### Written task
Every line with the word "value" in it should be extracted from the data that follows.

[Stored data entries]

◆ ◆ ◆

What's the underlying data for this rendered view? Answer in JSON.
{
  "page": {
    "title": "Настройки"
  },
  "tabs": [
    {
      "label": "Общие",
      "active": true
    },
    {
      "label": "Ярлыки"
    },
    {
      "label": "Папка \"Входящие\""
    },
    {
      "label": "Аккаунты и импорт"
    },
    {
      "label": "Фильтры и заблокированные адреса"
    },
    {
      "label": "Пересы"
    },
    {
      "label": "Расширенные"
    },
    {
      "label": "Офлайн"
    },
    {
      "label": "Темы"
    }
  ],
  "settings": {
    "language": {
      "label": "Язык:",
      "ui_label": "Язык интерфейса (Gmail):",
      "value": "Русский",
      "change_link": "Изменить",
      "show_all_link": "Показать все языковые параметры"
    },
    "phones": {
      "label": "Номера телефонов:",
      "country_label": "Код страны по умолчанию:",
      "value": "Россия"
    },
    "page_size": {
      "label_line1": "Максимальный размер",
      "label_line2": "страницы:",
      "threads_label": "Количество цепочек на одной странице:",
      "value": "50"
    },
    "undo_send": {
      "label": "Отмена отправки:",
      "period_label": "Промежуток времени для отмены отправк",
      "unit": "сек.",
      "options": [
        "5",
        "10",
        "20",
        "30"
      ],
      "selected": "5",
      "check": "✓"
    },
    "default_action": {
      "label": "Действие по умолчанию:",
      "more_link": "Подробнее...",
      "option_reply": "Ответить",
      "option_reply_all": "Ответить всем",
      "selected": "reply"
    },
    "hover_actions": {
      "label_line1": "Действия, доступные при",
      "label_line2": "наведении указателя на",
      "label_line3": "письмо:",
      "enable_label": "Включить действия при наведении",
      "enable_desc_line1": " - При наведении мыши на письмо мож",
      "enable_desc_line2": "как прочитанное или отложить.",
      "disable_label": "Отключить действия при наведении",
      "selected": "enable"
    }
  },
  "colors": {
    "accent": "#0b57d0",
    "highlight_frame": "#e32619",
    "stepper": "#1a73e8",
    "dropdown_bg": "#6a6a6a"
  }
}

◆ ◆ ◆

### Written solution
      "value": "Русский",
      "value": "Россия"
      "value": "50"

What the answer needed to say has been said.